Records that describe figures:
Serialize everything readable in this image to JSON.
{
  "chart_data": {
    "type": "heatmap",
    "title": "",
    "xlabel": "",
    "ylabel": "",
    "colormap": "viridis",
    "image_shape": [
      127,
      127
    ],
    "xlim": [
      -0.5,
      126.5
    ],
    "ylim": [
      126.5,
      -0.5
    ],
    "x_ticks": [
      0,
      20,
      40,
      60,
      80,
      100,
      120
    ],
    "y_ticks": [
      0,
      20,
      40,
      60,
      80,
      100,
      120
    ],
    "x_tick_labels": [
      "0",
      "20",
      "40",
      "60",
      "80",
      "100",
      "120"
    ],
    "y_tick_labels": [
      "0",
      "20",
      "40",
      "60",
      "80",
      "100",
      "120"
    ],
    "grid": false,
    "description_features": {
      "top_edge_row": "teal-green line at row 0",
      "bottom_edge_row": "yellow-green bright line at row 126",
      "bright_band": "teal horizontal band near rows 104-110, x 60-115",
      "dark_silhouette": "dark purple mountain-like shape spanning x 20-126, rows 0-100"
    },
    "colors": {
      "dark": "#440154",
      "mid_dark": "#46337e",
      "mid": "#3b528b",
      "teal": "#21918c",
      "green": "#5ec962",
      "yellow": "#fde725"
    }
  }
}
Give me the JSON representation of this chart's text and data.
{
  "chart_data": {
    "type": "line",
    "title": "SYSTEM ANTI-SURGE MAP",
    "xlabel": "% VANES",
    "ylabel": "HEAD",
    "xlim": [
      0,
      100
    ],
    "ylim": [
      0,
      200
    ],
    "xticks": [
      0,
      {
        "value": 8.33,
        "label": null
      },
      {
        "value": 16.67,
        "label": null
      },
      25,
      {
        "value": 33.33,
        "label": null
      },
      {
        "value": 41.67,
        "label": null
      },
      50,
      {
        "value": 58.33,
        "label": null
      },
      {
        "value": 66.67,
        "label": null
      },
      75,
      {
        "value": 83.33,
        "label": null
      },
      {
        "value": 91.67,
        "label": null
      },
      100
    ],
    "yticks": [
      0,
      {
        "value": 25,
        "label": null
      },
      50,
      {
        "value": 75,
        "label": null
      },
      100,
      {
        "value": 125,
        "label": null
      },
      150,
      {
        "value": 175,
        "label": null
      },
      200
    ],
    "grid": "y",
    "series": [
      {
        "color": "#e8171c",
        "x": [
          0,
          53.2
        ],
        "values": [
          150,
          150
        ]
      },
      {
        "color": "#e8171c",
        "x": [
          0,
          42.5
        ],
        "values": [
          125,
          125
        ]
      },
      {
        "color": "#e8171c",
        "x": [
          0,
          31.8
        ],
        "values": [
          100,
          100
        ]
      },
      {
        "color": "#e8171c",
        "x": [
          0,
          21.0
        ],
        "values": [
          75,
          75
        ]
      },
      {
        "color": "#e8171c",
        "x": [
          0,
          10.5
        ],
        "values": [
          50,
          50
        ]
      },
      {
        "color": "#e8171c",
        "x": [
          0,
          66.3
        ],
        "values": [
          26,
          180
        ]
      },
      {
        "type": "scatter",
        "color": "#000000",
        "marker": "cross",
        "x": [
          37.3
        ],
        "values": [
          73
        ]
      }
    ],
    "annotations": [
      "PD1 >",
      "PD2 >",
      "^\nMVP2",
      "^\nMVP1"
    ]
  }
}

* **TASK**:
Gather and copy every line of the data in which the string "JSON" is found.

* **WRITTEN ANSWER**:
Serialize everything readable in this image to JSON.
Give me the JSON representation of this chart's text and data.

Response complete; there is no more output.